Every line that contains the word "this" should be copied.

** START **

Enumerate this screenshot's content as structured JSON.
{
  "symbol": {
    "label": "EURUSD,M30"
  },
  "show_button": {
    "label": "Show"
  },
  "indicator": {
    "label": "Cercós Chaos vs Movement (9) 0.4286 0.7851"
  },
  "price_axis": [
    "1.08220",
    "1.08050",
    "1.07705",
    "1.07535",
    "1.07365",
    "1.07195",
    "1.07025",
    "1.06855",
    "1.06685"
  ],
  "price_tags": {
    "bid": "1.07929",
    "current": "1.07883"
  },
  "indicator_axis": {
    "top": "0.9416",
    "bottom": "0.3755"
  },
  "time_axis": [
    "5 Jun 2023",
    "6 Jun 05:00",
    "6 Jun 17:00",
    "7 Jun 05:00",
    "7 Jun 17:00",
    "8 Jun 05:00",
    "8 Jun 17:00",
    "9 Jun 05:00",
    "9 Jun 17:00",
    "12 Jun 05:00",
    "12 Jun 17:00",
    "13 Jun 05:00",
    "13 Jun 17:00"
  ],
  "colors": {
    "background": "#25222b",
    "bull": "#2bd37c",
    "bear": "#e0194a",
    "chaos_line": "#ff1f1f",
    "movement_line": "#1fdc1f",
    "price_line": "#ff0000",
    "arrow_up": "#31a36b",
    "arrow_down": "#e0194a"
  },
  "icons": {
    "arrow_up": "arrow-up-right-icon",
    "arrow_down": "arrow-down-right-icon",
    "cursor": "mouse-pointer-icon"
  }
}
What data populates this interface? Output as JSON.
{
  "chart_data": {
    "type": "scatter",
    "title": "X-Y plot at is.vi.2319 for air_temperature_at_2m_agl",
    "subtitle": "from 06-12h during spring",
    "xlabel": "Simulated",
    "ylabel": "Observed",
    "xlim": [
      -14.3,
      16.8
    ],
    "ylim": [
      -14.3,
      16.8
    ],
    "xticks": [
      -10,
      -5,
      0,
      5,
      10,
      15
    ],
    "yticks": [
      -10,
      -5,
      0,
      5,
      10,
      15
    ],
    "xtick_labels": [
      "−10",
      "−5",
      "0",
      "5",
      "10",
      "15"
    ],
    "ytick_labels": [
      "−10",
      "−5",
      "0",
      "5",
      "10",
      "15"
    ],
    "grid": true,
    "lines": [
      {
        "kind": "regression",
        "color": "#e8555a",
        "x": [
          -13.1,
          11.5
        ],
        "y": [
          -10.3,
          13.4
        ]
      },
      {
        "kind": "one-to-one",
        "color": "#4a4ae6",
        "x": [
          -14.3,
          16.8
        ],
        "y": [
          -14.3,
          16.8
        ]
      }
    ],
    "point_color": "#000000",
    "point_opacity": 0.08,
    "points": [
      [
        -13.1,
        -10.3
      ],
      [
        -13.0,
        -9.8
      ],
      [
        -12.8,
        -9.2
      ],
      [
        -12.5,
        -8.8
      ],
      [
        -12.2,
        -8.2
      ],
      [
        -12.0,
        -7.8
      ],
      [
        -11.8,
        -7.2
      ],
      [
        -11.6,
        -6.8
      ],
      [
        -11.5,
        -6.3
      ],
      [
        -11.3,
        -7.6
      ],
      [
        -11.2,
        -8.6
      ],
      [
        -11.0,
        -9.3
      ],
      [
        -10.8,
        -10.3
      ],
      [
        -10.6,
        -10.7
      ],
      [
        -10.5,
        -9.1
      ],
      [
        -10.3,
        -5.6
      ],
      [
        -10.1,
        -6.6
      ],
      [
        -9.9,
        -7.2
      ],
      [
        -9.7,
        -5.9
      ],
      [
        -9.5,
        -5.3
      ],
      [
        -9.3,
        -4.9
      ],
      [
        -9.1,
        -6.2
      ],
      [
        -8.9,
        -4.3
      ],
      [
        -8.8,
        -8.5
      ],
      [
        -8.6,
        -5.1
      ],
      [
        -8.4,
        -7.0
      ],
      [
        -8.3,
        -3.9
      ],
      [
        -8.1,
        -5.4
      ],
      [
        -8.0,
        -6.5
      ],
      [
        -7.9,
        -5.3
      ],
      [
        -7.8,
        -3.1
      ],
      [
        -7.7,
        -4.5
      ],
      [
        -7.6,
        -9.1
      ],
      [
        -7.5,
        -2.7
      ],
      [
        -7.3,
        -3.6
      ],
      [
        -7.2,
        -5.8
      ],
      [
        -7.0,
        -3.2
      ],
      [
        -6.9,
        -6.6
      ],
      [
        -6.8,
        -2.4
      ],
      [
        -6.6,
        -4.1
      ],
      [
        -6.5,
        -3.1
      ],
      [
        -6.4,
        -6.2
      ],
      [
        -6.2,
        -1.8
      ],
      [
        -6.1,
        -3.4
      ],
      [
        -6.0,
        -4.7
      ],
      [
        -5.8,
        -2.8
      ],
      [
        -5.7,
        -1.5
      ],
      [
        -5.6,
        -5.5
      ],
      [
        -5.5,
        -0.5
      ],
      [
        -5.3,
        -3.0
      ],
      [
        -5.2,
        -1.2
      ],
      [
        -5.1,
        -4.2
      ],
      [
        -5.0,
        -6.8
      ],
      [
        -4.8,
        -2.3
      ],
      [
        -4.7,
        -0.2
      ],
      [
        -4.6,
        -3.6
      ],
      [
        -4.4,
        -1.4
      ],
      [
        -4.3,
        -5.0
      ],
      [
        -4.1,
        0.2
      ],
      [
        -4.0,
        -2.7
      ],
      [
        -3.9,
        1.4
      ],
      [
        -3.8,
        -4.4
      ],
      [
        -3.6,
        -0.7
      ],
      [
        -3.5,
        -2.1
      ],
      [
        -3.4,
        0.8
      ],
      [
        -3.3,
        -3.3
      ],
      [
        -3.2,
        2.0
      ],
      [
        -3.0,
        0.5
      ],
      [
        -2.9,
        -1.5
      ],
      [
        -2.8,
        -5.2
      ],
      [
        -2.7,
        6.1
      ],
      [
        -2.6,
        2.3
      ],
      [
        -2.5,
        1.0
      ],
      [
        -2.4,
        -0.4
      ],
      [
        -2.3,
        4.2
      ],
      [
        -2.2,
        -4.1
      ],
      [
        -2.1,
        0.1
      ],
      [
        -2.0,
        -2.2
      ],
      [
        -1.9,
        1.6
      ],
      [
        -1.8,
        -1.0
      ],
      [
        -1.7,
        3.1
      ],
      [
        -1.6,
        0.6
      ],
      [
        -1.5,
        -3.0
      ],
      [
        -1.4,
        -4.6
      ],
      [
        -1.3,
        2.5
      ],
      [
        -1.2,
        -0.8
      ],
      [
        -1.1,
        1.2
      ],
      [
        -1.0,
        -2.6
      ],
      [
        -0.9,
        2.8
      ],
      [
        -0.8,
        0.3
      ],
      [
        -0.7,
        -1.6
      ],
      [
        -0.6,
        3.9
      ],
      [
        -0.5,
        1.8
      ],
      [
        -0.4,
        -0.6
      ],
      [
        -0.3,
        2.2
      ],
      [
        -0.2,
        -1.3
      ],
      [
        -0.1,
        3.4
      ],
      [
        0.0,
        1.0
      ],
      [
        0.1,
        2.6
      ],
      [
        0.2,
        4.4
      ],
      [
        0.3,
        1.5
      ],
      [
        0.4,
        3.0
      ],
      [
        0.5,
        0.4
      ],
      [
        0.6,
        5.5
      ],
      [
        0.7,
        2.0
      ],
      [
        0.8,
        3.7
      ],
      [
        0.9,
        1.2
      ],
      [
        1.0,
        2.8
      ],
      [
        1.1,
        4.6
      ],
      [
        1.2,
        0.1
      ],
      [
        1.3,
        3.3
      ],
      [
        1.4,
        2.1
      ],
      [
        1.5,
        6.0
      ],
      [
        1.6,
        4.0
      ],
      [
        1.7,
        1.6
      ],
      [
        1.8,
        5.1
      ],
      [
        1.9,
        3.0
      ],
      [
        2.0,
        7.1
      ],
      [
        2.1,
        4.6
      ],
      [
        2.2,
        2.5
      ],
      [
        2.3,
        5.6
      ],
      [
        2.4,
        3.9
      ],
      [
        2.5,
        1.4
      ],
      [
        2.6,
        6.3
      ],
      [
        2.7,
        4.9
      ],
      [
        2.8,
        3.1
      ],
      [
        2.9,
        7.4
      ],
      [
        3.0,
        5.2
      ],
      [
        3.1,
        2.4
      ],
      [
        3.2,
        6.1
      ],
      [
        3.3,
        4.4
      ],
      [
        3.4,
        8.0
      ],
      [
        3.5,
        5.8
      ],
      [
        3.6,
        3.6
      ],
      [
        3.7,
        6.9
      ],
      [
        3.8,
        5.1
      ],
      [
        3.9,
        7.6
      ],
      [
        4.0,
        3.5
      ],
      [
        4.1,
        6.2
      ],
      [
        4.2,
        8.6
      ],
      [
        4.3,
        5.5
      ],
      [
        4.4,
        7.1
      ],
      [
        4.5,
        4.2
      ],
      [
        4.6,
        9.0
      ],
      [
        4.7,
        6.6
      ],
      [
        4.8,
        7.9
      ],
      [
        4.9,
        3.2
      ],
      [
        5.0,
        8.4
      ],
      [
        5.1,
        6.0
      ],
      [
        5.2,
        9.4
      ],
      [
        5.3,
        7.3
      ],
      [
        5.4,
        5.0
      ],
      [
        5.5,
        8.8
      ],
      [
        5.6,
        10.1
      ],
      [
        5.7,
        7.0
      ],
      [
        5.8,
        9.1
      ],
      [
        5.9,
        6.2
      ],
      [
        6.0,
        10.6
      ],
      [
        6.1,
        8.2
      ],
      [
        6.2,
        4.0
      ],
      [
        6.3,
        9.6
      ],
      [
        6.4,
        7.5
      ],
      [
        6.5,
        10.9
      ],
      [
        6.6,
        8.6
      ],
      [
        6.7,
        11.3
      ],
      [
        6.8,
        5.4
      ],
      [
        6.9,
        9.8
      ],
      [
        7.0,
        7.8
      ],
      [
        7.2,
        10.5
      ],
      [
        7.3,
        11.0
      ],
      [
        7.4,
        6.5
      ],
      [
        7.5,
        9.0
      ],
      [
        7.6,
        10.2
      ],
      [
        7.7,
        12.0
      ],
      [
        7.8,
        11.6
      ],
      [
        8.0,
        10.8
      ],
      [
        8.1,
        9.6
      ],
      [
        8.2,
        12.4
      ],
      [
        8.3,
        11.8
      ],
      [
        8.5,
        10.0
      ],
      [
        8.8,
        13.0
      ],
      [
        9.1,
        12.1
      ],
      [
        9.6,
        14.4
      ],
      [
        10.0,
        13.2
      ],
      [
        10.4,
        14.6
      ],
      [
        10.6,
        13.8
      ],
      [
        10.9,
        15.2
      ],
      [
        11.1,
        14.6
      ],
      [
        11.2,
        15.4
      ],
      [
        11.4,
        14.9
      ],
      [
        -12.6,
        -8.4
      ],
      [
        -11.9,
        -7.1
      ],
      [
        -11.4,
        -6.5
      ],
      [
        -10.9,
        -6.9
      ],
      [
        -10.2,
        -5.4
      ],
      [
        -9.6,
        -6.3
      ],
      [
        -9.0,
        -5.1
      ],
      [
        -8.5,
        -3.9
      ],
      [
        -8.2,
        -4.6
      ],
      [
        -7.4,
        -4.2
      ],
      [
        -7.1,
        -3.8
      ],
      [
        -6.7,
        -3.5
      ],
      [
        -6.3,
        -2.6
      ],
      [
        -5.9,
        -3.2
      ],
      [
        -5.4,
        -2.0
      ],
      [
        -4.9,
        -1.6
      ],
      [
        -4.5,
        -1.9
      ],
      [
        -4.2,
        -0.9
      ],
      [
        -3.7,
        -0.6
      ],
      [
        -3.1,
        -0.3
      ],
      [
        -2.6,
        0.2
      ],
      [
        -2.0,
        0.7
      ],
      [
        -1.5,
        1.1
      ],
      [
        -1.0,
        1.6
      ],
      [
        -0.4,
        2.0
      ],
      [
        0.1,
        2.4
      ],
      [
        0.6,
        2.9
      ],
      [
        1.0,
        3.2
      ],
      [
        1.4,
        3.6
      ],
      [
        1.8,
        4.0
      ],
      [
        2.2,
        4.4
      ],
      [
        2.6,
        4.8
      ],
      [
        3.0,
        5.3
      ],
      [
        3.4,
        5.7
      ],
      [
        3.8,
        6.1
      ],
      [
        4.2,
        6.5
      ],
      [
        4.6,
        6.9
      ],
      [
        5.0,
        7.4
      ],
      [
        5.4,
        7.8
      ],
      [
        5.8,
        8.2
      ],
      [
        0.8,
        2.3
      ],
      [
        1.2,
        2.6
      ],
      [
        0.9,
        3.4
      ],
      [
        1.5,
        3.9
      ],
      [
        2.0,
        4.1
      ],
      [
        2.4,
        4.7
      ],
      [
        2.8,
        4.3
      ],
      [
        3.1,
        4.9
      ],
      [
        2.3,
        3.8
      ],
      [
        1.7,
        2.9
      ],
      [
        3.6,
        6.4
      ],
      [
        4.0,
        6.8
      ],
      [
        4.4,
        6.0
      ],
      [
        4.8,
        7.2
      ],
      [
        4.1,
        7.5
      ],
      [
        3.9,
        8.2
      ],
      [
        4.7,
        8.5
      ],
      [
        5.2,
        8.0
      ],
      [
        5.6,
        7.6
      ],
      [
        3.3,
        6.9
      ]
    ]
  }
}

** END **

## Completed exercise
Enumerate this screenshot's content as structured JSON.
What data populates this interface? Output as JSON.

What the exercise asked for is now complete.